=== Problem details ===
Find each line that has the string "WETLANDS" and give the total, with nothing else.

Data records:
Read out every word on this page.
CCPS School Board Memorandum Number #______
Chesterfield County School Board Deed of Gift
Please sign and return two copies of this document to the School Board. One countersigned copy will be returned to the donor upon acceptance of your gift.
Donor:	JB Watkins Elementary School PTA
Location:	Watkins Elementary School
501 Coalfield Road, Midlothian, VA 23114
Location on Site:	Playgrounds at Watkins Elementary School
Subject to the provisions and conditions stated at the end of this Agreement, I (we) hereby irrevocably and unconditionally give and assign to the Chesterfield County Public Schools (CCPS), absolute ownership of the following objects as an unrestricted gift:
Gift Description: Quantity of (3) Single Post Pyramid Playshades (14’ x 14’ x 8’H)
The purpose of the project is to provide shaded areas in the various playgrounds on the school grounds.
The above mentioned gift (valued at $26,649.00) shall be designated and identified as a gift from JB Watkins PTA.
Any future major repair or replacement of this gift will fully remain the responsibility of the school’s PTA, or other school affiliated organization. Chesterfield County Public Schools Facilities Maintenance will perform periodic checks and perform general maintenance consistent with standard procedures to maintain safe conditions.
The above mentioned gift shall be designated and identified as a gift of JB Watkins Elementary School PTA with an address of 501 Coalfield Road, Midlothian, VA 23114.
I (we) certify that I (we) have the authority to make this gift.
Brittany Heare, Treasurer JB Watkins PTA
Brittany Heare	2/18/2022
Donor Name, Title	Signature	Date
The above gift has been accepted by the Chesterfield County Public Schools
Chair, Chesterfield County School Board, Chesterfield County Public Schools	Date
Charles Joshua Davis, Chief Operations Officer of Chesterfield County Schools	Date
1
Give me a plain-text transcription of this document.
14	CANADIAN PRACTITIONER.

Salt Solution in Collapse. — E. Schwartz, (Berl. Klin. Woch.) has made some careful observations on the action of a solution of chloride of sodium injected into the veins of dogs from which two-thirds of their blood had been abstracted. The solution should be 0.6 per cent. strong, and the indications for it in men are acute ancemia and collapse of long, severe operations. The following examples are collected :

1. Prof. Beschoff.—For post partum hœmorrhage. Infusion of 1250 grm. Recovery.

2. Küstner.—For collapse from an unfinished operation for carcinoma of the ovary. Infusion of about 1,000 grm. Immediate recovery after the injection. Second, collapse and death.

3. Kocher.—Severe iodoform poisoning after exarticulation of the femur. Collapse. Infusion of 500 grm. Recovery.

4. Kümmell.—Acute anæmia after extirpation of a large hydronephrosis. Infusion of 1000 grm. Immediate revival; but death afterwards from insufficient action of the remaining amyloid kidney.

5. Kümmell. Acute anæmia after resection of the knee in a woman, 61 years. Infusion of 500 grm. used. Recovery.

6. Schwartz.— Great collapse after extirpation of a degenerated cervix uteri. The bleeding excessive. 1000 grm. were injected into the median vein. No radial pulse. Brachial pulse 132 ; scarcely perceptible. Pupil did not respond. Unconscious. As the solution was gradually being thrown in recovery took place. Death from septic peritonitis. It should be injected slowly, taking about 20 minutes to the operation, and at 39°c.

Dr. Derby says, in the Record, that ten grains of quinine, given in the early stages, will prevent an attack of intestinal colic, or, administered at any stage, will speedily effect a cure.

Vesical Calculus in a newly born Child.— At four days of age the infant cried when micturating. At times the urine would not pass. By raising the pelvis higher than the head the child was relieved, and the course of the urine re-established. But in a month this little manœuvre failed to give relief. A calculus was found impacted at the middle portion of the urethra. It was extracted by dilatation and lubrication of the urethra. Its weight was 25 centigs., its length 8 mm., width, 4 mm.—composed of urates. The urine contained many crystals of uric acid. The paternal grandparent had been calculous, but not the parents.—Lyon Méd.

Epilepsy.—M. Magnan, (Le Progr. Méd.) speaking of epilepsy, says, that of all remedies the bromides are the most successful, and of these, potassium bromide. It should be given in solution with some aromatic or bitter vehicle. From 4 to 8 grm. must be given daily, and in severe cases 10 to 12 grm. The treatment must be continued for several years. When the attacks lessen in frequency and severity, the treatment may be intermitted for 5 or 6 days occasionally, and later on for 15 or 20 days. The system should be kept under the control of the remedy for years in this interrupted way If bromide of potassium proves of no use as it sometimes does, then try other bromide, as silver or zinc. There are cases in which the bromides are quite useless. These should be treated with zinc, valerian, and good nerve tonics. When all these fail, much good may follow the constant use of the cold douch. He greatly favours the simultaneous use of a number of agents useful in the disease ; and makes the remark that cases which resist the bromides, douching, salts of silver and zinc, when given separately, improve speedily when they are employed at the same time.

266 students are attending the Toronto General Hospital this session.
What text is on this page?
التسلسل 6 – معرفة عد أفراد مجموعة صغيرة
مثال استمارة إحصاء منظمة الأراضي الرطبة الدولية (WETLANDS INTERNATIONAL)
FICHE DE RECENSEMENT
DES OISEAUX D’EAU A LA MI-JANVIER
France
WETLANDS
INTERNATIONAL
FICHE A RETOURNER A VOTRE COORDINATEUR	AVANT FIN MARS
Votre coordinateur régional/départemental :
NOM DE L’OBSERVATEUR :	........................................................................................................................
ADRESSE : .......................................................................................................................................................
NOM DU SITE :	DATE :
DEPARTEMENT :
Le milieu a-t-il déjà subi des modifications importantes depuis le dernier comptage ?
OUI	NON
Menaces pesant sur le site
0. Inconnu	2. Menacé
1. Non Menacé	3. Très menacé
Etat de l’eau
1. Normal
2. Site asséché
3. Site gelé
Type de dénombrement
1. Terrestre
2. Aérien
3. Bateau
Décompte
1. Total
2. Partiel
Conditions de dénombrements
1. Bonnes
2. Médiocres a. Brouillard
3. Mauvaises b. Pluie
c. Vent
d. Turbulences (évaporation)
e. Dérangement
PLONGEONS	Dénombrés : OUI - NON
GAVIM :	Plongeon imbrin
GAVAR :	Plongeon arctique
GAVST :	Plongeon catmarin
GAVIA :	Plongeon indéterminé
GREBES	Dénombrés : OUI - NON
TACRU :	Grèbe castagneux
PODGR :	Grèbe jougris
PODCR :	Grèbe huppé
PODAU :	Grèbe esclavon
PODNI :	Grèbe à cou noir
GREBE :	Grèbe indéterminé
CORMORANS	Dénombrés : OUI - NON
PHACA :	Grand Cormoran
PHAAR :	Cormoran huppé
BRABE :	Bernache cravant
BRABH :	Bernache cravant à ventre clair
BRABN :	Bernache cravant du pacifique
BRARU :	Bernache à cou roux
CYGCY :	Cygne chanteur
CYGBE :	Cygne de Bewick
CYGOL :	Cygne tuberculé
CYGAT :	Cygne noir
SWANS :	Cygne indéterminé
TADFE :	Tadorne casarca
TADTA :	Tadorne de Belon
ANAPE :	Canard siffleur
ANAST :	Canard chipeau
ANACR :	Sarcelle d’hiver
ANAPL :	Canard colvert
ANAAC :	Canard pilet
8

=== Full output ===
2